### [Available data]
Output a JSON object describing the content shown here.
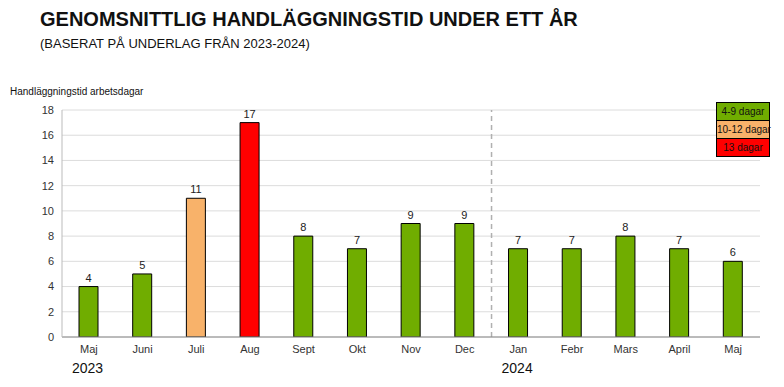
{
  "chart_data": {
    "type": "bar",
    "title": "GENOMSNITTLIG HANDLÄGGNINGSTID UNDER ETT ÅR",
    "subtitle": "(BASERAT PÅ UNDERLAG FRÅN 2023-2024)",
    "y_label": "Handläggningstid arbetsdagar",
    "categories": [
      "Maj",
      "Juni",
      "Juli",
      "Aug",
      "Sept",
      "Okt",
      "Nov",
      "Dec",
      "Jan",
      "Febr",
      "Mars",
      "April",
      "Maj"
    ],
    "values": [
      4,
      5,
      11,
      17,
      8,
      7,
      9,
      9,
      7,
      7,
      8,
      7,
      6
    ],
    "colors": [
      "#70ad00",
      "#70ad00",
      "#f8b26a",
      "#ff0000",
      "#70ad00",
      "#70ad00",
      "#70ad00",
      "#70ad00",
      "#70ad00",
      "#70ad00",
      "#70ad00",
      "#70ad00",
      "#70ad00"
    ],
    "groups": [
      {
        "label": "2023",
        "count": 8
      },
      {
        "label": "2024",
        "count": 5
      }
    ],
    "ylim": [
      0,
      18
    ],
    "yticks": [
      0,
      2,
      4,
      6,
      8,
      10,
      12,
      14,
      16,
      18
    ],
    "grid": true,
    "data_labels": true,
    "legend": "top right",
    "legend_entries": [
      {
        "name": "4-9 dagar",
        "color": "#70ad00"
      },
      {
        "name": "10-12 dagar",
        "color": "#f8b26a"
      },
      {
        "name": "13 dagar",
        "color": "#ff0000"
      }
    ]
  }
}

### [Task directions]
Keep only those lines of the records that hold "name", and return them.

### [Exercise output]
        "name": "4-9 dagar",
        "name": "10-12 dagar",
        "name": "13 dagar",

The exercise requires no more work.